---- Data to use

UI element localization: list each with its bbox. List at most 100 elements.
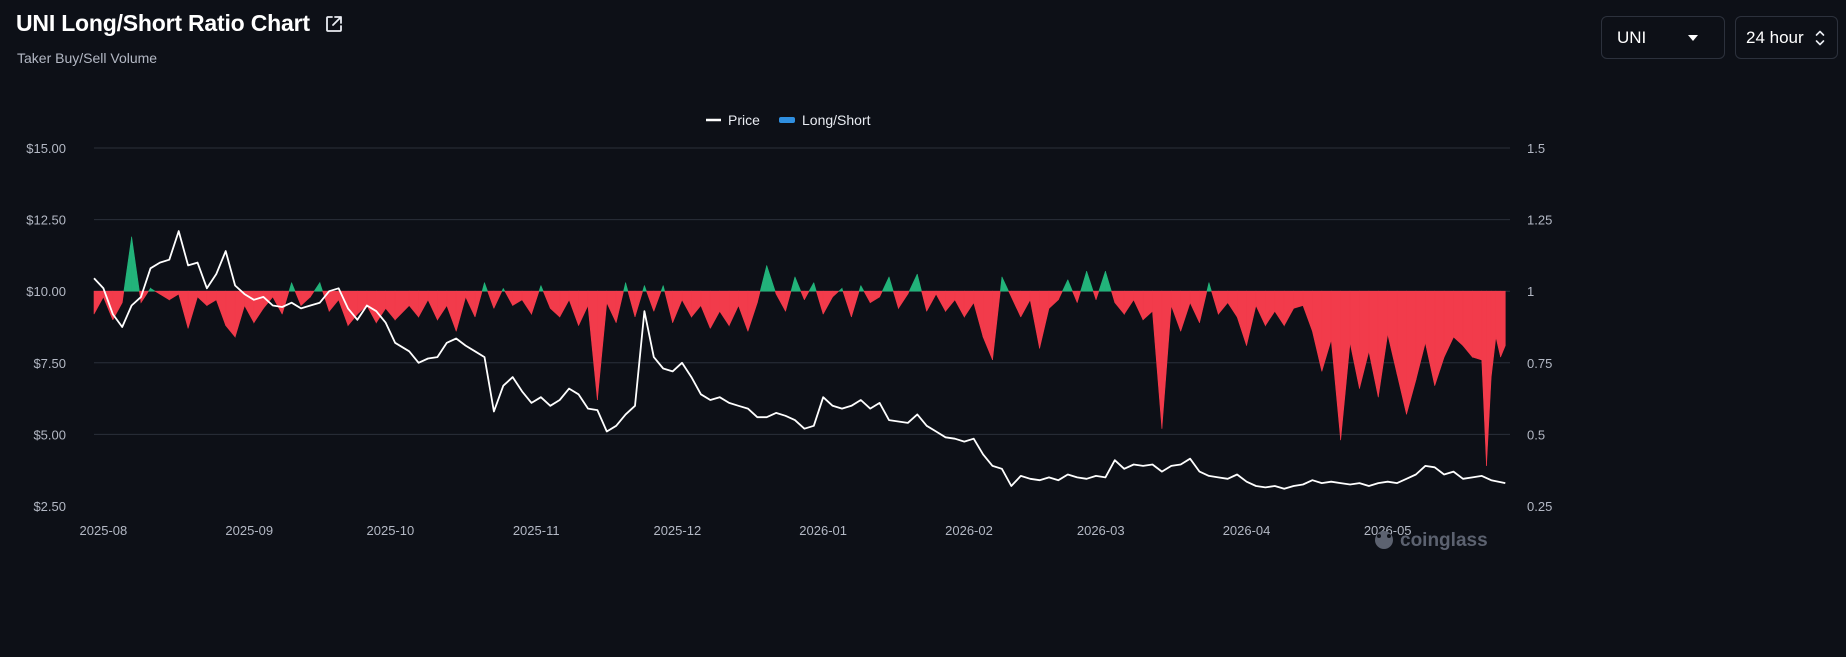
short-area-segment [347, 290, 358, 327]
long-area-segment [1001, 276, 1010, 292]
short-area-segment [785, 290, 792, 312]
short-area-segment [159, 290, 170, 301]
long-area-segment [484, 282, 489, 292]
short-area-segment [394, 290, 410, 321]
short-area-segment [542, 290, 551, 309]
short-area-segment [672, 290, 683, 323]
short-area-segment [1092, 290, 1097, 300]
short-area-segment [653, 290, 662, 312]
short-area-segment [408, 290, 419, 318]
chart-grid [94, 147, 1510, 435]
short-area-segment [1152, 290, 1163, 429]
long-area-segment [759, 265, 768, 292]
short-area-segment [842, 290, 852, 318]
y-left-tick-label: $10.00 [26, 284, 66, 299]
short-area-segment [1349, 290, 1360, 389]
title-row: UNI Long/Short Ratio Chart [16, 10, 344, 37]
coin-select[interactable]: UNI [1601, 16, 1725, 59]
short-area-segment [646, 290, 655, 312]
short-area-segment [1387, 290, 1398, 375]
short-area-segment [1072, 290, 1078, 303]
short-area-segment [747, 290, 758, 332]
short-area-segment [815, 290, 824, 315]
short-area-segment [1039, 290, 1050, 349]
short-area-segment [728, 290, 739, 326]
external-link-icon[interactable] [324, 14, 344, 34]
short-area-segment [1472, 290, 1483, 361]
y-axis-left: $2.50 $5.00 $7.50 $10.00 $12.50 $15.00 [26, 141, 66, 514]
y-right-tick-label: 1.25 [1527, 213, 1552, 228]
short-area-segment [1453, 290, 1464, 347]
short-area-segment [1283, 290, 1294, 326]
long-area-segment [150, 287, 157, 292]
short-area-segment [1359, 290, 1370, 389]
short-area-segment [294, 290, 302, 306]
short-area-segment [568, 290, 579, 326]
y-right-tick-label: 0.5 [1527, 427, 1545, 442]
short-area-segment [597, 290, 608, 401]
short-area-segment [1425, 290, 1436, 386]
y-axis-right: 0.25 0.5 0.75 1 1.25 1.5 [1527, 141, 1552, 514]
short-area-segment [385, 290, 396, 321]
short-area-segment [1500, 290, 1506, 358]
legend-longshort-swatch [779, 117, 795, 123]
long-area-segment [623, 282, 626, 292]
short-area-segment [1293, 290, 1304, 309]
short-area-segment [504, 290, 513, 306]
coin-select-value: UNI [1617, 27, 1647, 47]
short-area-segment [234, 290, 245, 338]
chart-legend: Price Long/Short [706, 112, 871, 128]
short-area-segment [691, 290, 702, 318]
short-area-segment [627, 290, 636, 318]
short-area-segment [822, 290, 833, 315]
short-area-segment [225, 290, 236, 338]
short-area-segment [1312, 290, 1323, 372]
x-tick-label: 2026-05 [1364, 523, 1412, 538]
short-area-segment [700, 290, 711, 329]
short-area-segment [1274, 290, 1285, 327]
up-down-chevron-icon [1815, 30, 1825, 46]
short-area-segment [615, 290, 624, 323]
short-area-segment [437, 290, 448, 321]
short-area-segment [1114, 290, 1125, 315]
x-tick-label: 2026-02 [945, 523, 993, 538]
chevron-down-icon [1688, 35, 1698, 41]
short-area-segment [1340, 290, 1351, 441]
short-area-segment [1330, 290, 1341, 441]
short-area-segment [512, 290, 523, 307]
long-area-segment [1086, 271, 1094, 292]
x-tick-label: 2025-09 [225, 523, 273, 538]
short-area-segment [954, 290, 965, 318]
short-area-segment [709, 290, 720, 329]
coinglass-watermark: coinglass [1375, 530, 1488, 551]
long-area-segment [766, 265, 776, 292]
short-area-segment [973, 290, 984, 338]
y-right-tick-label: 0.75 [1527, 356, 1552, 371]
short-area-segment [869, 290, 880, 304]
long-area-segment [1080, 271, 1087, 292]
long-short-area [93, 236, 1506, 466]
y-left-tick-label: $12.50 [26, 213, 66, 228]
short-area-segment [1377, 290, 1388, 398]
short-area-segment [1246, 290, 1257, 346]
short-area-segment [1321, 290, 1332, 372]
y-left-tick-label: $2.50 [33, 499, 66, 514]
interval-select[interactable]: 24 hour [1735, 16, 1838, 59]
short-area-segment [664, 290, 673, 323]
long-area-segment [888, 276, 894, 292]
short-area-segment [1406, 290, 1417, 415]
price-series-line [93, 230, 1506, 490]
x-axis: 2025-08 2025-09 2025-10 2025-11 2025-12 2026-… [80, 523, 1412, 538]
short-area-segment [1486, 290, 1492, 466]
long-area-segment [481, 282, 485, 292]
short-area-segment [474, 290, 483, 318]
short-area-segment [1111, 290, 1116, 303]
short-area-segment [681, 290, 692, 318]
short-area-segment [1236, 290, 1247, 346]
short-area-segment [832, 290, 840, 298]
short-area-segment [1058, 290, 1063, 300]
short-area-segment [775, 290, 786, 312]
long-area-segment [1105, 271, 1112, 292]
short-area-segment [263, 290, 274, 310]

--------

What is needed | Reproduce the material above verbatim, line for line, but leave the picture out.

Task response |
UI element localization: list each with its bbox. List at most 100 elements.
short-area-segment [347, 290, 358, 327]
long-area-segment [1001, 276, 1010, 292]
short-area-segment [785, 290, 792, 312]
short-area-segment [159, 290, 170, 301]
long-area-segment [484, 282, 489, 292]
short-area-segment [394, 290, 410, 321]
short-area-segment [542, 290, 551, 309]
short-area-segment [672, 290, 683, 323]
short-area-segment [1092, 290, 1097, 300]
short-area-segment [653, 290, 662, 312]
short-area-segment [408, 290, 419, 318]
chart-grid [94, 147, 1510, 435]
short-area-segment [1152, 290, 1163, 429]
long-area-segment [759, 265, 768, 292]
short-area-segment [842, 290, 852, 318]
y-left-tick-label: $10.00 [26, 284, 66, 299]
short-area-segment [1349, 290, 1360, 389]
title-row: UNI Long/Short Ratio Chart [16, 10, 344, 37]
coin-select[interactable]: UNI [1601, 16, 1725, 59]
short-area-segment [646, 290, 655, 312]
short-area-segment [1387, 290, 1398, 375]
short-area-segment [1072, 290, 1078, 303]
short-area-segment [747, 290, 758, 332]
short-area-segment [815, 290, 824, 315]
short-area-segment [1039, 290, 1050, 349]
short-area-segment [728, 290, 739, 326]
external-link-icon[interactable] [324, 14, 344, 34]
short-area-segment [1472, 290, 1483, 361]
y-axis-left: $2.50 $5.00 $7.50 $10.00 $12.50 $15.00 [26, 141, 66, 514]
y-right-tick-label: 1.25 [1527, 213, 1552, 228]
short-area-segment [1453, 290, 1464, 347]
short-area-segment [1283, 290, 1294, 326]
long-area-segment [150, 287, 157, 292]
short-area-segment [1359, 290, 1370, 389]
short-area-segment [294, 290, 302, 306]
short-area-segment [568, 290, 579, 326]
y-right-tick-label: 0.5 [1527, 427, 1545, 442]
short-area-segment [597, 290, 608, 401]
short-area-segment [1425, 290, 1436, 386]
y-axis-right: 0.25 0.5 0.75 1 1.25 1.5 [1527, 141, 1552, 514]
short-area-segment [385, 290, 396, 321]
short-area-segment [1500, 290, 1506, 358]
legend-longshort-swatch [779, 117, 795, 123]
long-area-segment [623, 282, 626, 292]
short-area-segment [1293, 290, 1304, 309]
short-area-segment [504, 290, 513, 306]
coin-select-value: UNI [1617, 27, 1647, 47]
short-area-segment [234, 290, 245, 338]
chart-legend: Price Long/Short [706, 112, 871, 128]
short-area-segment [691, 290, 702, 318]
short-area-segment [627, 290, 636, 318]
short-area-segment [822, 290, 833, 315]
short-area-segment [225, 290, 236, 338]
short-area-segment [1312, 290, 1323, 372]
x-tick-label: 2026-05 [1364, 523, 1412, 538]
short-area-segment [700, 290, 711, 329]
short-area-segment [1274, 290, 1285, 327]
up-down-chevron-icon [1815, 30, 1825, 46]
short-area-segment [615, 290, 624, 323]
short-area-segment [437, 290, 448, 321]
short-area-segment [1114, 290, 1125, 315]
x-tick-label: 2026-02 [945, 523, 993, 538]
chevron-down-icon [1688, 35, 1698, 41]
short-area-segment [1340, 290, 1351, 441]
short-area-segment [1330, 290, 1341, 441]
short-area-segment [512, 290, 523, 307]
long-area-segment [1086, 271, 1094, 292]
x-tick-label: 2025-09 [225, 523, 273, 538]
short-area-segment [954, 290, 965, 318]
short-area-segment [709, 290, 720, 329]
coinglass-watermark: coinglass [1375, 530, 1488, 551]
long-area-segment [766, 265, 776, 292]
short-area-segment [973, 290, 984, 338]
y-right-tick-label: 0.75 [1527, 356, 1552, 371]
short-area-segment [869, 290, 880, 304]
long-area-segment [1080, 271, 1087, 292]
long-short-area [93, 236, 1506, 466]
y-left-tick-label: $12.50 [26, 213, 66, 228]
short-area-segment [1377, 290, 1388, 398]
short-area-segment [1246, 290, 1257, 346]
short-area-segment [1321, 290, 1332, 372]
y-left-tick-label: $2.50 [33, 499, 66, 514]
interval-select[interactable]: 24 hour [1735, 16, 1838, 59]
short-area-segment [664, 290, 673, 323]
long-area-segment [888, 276, 894, 292]
short-area-segment [1406, 290, 1417, 415]
price-series-line [93, 230, 1506, 490]
x-axis: 2025-08 2025-09 2025-10 2025-11 2025-12 2026-… [80, 523, 1412, 538]
short-area-segment [1486, 290, 1492, 466]
long-area-segment [481, 282, 485, 292]
short-area-segment [474, 290, 483, 318]
short-area-segment [1111, 290, 1116, 303]
short-area-segment [681, 290, 692, 318]
short-area-segment [1236, 290, 1247, 346]
short-area-segment [832, 290, 840, 298]
short-area-segment [1058, 290, 1063, 300]
short-area-segment [775, 290, 786, 312]
long-area-segment [1105, 271, 1112, 292]
short-area-segment [263, 290, 274, 310]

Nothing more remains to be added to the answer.